▶ **The request**
Take every line from the listing below that contains "icon".

▶ **Raw data**
:::::

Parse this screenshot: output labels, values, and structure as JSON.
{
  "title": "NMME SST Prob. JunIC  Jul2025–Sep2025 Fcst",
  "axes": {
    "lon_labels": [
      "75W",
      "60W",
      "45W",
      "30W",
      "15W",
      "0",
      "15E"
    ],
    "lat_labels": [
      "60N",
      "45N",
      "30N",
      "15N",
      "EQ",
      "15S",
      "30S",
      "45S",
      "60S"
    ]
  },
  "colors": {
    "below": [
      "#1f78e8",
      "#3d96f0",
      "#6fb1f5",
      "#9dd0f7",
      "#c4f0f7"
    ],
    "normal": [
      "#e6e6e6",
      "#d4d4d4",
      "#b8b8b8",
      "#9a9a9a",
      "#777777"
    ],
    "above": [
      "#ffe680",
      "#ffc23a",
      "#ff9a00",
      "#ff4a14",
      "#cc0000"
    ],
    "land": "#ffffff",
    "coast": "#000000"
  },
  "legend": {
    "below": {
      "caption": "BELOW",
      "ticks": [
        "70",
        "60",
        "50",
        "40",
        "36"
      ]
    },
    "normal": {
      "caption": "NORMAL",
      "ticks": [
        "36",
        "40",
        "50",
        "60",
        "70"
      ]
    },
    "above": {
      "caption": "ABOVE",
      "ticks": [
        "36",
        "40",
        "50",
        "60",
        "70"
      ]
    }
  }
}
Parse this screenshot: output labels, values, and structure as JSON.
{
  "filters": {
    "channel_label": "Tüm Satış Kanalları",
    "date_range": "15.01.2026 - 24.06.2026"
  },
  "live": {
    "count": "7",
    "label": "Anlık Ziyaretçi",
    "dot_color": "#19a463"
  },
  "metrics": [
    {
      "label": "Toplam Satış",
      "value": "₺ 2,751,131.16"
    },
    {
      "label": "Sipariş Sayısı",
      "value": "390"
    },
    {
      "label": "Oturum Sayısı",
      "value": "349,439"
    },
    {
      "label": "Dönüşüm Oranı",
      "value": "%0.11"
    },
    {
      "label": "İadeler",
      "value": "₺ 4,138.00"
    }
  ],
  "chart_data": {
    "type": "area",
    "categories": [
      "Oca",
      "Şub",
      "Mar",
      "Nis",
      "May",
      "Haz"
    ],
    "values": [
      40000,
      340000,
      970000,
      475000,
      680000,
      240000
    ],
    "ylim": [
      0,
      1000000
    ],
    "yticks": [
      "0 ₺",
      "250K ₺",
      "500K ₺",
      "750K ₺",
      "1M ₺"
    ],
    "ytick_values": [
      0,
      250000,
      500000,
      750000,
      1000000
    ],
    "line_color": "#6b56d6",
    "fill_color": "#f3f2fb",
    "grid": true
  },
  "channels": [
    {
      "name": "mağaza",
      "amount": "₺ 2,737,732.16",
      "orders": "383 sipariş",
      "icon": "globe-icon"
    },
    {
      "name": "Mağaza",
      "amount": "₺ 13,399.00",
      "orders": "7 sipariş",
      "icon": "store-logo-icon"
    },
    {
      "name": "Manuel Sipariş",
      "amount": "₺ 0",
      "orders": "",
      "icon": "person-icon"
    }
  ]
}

:::::

▶ **Full answer**
      "icon": "globe-icon"
      "icon": "store-logo-icon"
      "icon": "person-icon"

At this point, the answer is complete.